# Required work
Going through the material below, please gather all lines with the word "Doleti" in them.

# Data supplied
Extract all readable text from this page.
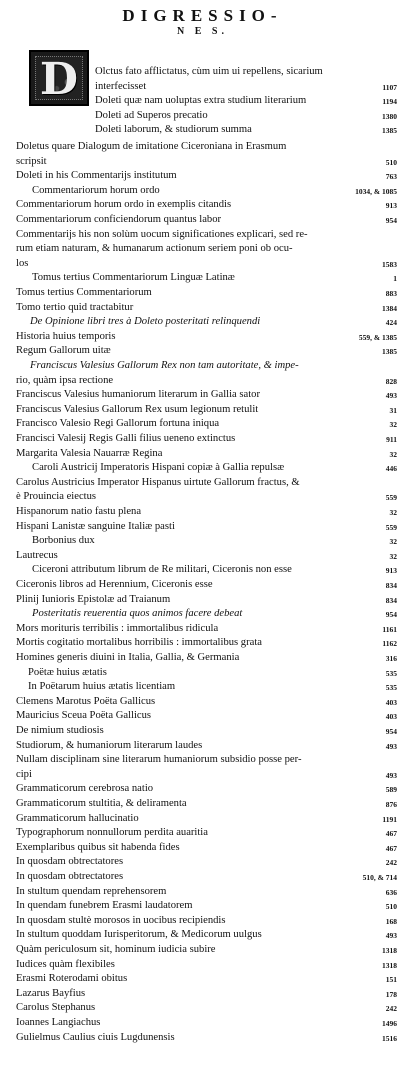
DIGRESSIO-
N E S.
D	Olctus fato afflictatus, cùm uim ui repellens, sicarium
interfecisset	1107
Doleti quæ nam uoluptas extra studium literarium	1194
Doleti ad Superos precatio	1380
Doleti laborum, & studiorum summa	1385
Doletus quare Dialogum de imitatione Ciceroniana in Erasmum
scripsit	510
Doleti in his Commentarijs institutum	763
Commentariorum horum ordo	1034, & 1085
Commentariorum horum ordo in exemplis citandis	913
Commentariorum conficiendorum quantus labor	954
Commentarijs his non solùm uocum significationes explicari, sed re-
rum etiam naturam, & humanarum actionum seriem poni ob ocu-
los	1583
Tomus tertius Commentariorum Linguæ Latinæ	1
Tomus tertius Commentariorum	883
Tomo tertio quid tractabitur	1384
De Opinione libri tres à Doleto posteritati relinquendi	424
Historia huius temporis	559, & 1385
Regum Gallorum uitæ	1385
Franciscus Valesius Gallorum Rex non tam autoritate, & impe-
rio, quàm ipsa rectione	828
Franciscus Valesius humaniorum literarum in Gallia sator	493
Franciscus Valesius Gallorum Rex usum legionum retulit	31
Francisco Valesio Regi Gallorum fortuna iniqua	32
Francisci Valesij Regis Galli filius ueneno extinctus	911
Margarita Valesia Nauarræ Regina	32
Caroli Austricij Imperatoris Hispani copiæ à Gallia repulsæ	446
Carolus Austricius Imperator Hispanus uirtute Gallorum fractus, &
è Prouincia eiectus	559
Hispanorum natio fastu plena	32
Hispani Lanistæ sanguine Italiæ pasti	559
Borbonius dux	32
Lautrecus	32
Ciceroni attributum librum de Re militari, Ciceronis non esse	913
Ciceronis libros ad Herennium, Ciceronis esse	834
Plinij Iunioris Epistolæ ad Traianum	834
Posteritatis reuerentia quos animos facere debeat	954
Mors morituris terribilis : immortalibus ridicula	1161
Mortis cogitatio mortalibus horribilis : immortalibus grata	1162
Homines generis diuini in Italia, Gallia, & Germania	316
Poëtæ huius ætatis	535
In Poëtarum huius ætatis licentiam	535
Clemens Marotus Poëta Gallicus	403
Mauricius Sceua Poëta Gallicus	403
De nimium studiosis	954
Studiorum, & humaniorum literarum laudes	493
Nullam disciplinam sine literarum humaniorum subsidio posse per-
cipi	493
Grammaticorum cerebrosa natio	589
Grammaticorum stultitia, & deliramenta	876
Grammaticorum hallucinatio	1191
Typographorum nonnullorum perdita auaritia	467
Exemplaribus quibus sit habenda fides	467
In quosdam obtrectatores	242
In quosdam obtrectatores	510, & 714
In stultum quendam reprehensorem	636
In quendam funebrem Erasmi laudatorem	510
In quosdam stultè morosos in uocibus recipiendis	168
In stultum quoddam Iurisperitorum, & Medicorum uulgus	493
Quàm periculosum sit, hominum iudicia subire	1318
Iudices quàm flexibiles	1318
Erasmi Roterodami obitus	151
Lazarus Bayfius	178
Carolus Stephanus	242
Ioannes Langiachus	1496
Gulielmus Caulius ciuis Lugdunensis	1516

...

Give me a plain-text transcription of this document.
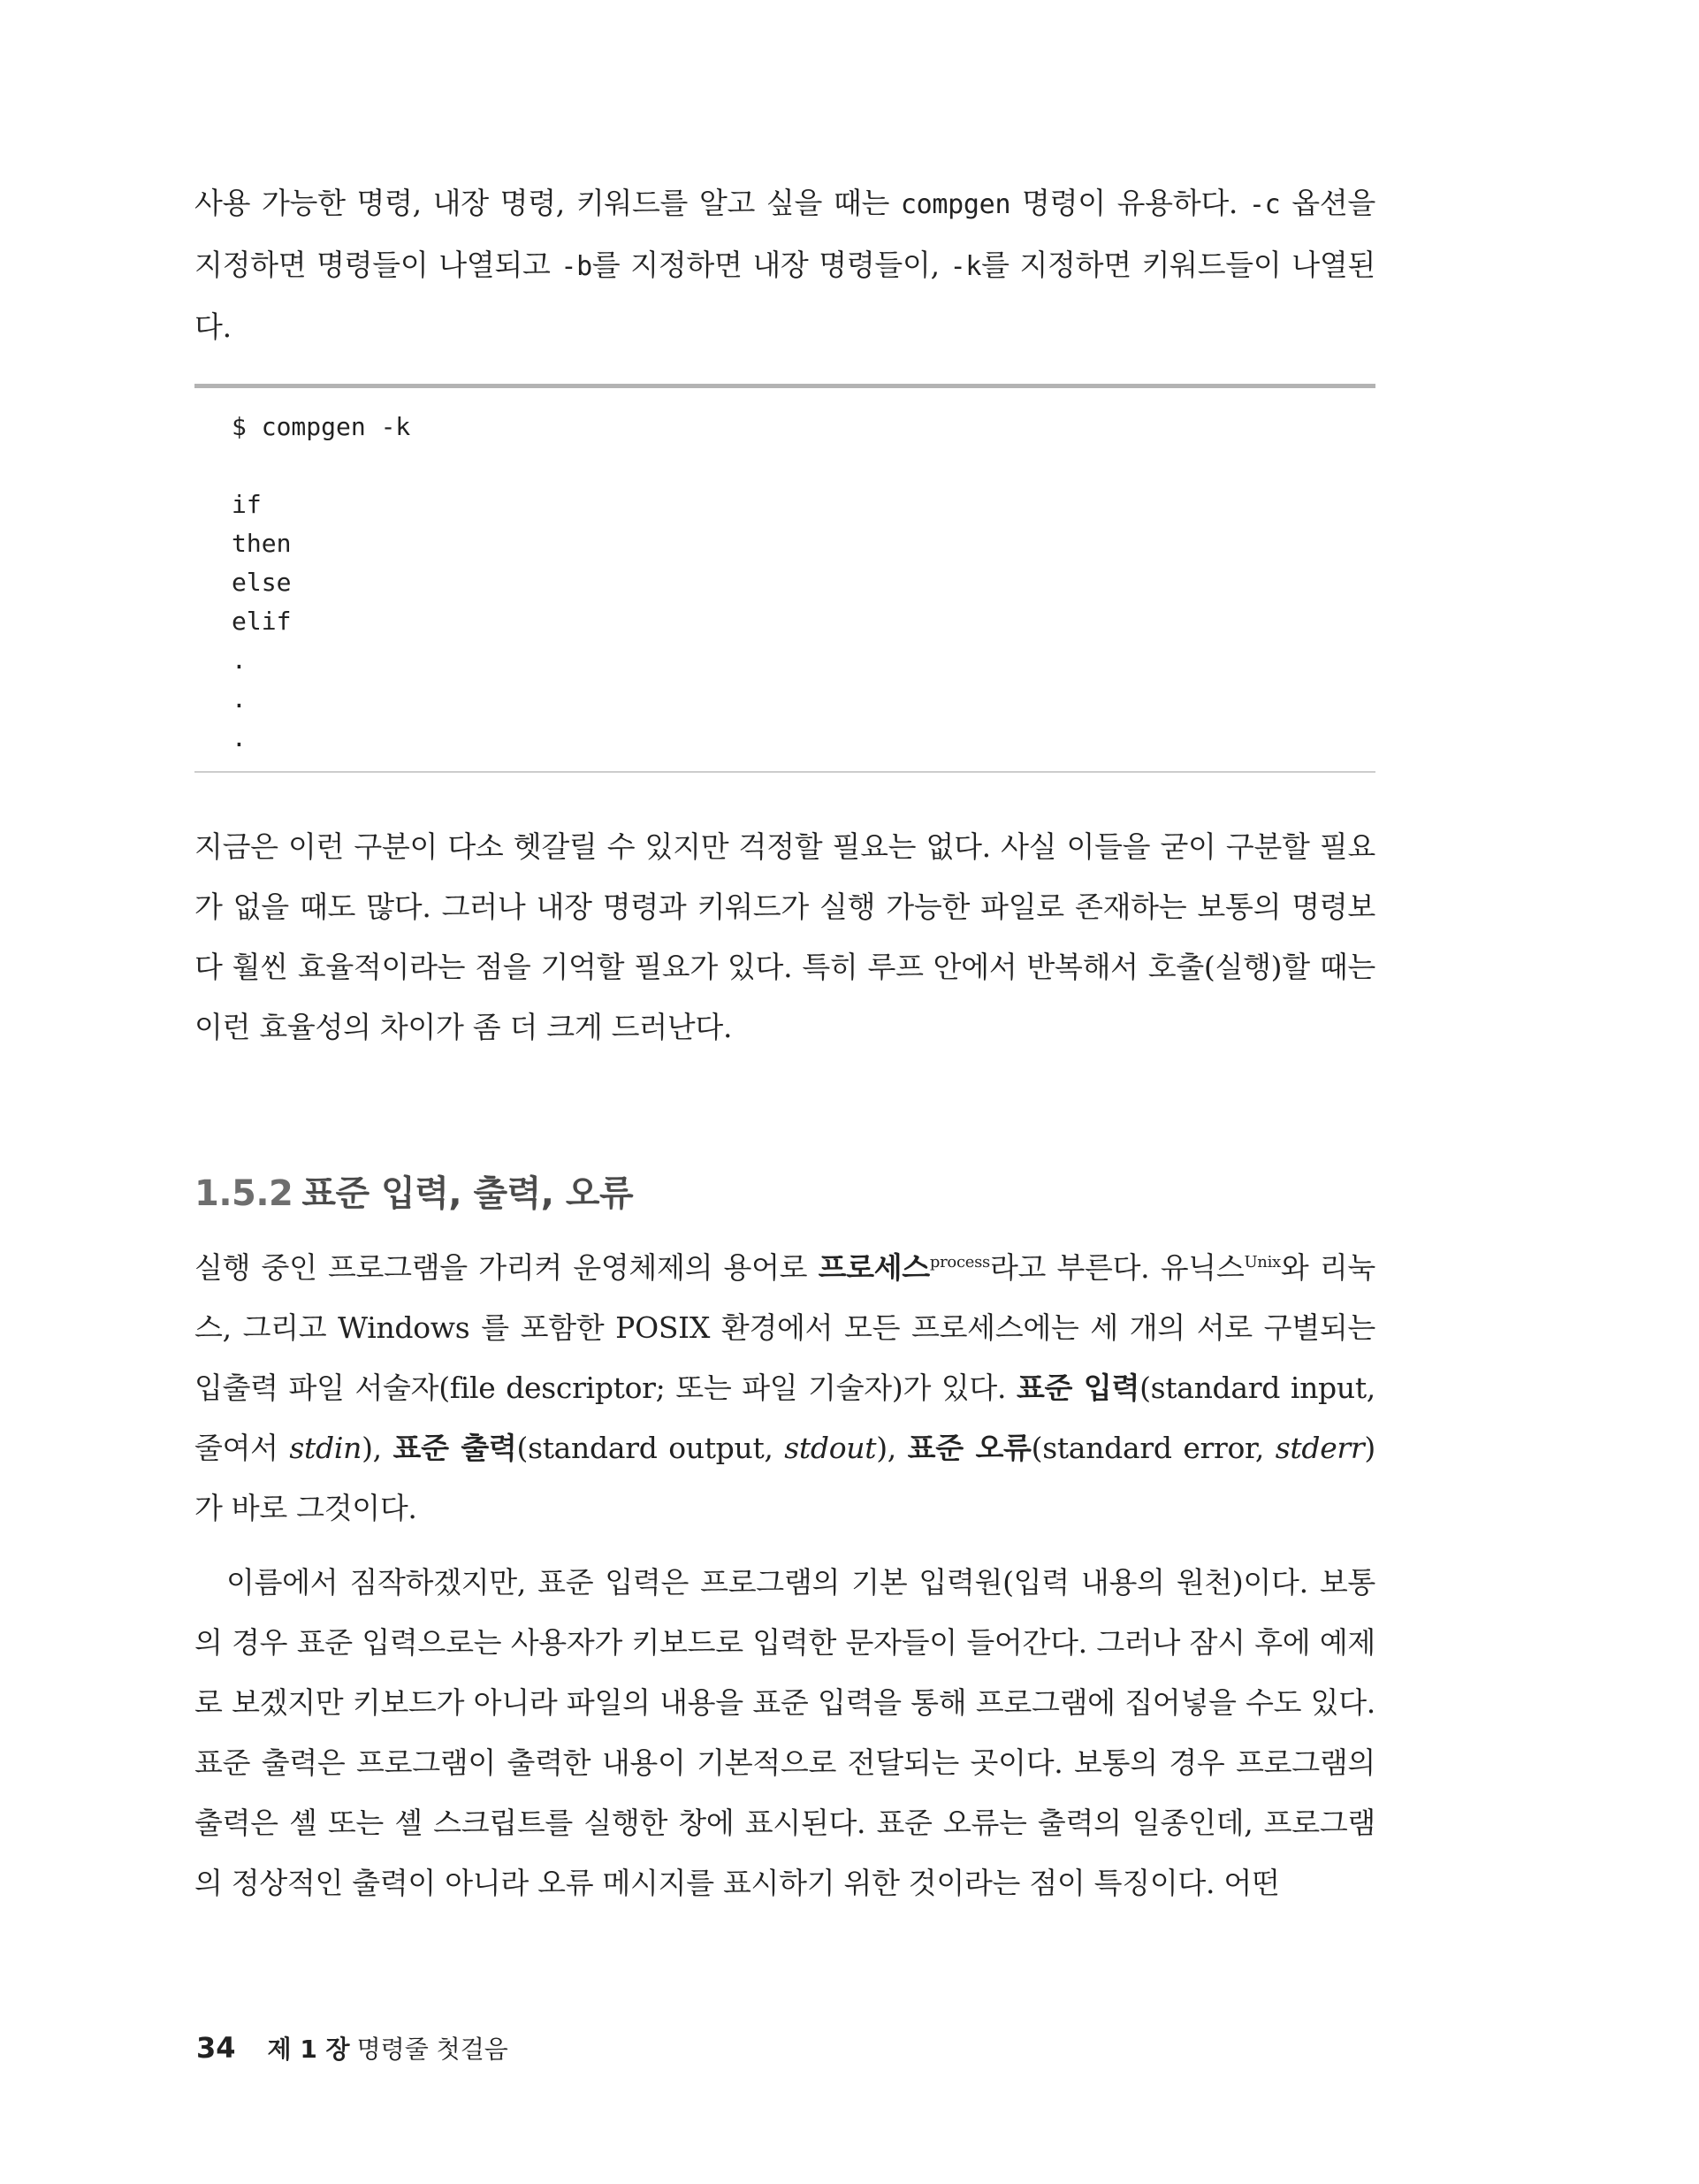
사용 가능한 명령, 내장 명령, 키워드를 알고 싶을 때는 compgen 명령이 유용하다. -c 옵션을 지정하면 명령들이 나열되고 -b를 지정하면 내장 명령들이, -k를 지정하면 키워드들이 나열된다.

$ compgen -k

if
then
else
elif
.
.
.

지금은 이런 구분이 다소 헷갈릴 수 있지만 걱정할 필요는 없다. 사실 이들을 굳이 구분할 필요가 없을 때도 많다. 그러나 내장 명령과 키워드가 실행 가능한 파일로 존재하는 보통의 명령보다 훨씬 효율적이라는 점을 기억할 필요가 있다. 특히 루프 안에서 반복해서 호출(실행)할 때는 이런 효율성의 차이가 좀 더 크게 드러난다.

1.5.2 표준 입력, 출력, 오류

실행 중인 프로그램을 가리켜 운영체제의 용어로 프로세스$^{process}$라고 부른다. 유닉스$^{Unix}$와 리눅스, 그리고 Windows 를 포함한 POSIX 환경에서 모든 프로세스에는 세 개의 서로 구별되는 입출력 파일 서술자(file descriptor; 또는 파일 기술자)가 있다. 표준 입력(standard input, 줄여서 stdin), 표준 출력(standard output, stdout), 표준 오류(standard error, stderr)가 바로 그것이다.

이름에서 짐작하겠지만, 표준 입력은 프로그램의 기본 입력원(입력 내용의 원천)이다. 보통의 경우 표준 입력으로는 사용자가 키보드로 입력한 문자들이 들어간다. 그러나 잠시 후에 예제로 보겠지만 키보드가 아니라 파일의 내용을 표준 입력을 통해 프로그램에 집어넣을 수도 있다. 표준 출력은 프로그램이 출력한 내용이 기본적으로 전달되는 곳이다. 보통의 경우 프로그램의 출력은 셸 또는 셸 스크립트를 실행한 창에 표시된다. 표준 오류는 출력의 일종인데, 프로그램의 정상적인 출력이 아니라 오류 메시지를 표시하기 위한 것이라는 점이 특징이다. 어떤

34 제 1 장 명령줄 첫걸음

# Output below
Doleti quæ nam uoluptas extra studium literarium	1194
Doleti ad Superos precatio	1380
Doleti laborum, & studiorum summa	1385
Doleti in his Commentarijs institutum	763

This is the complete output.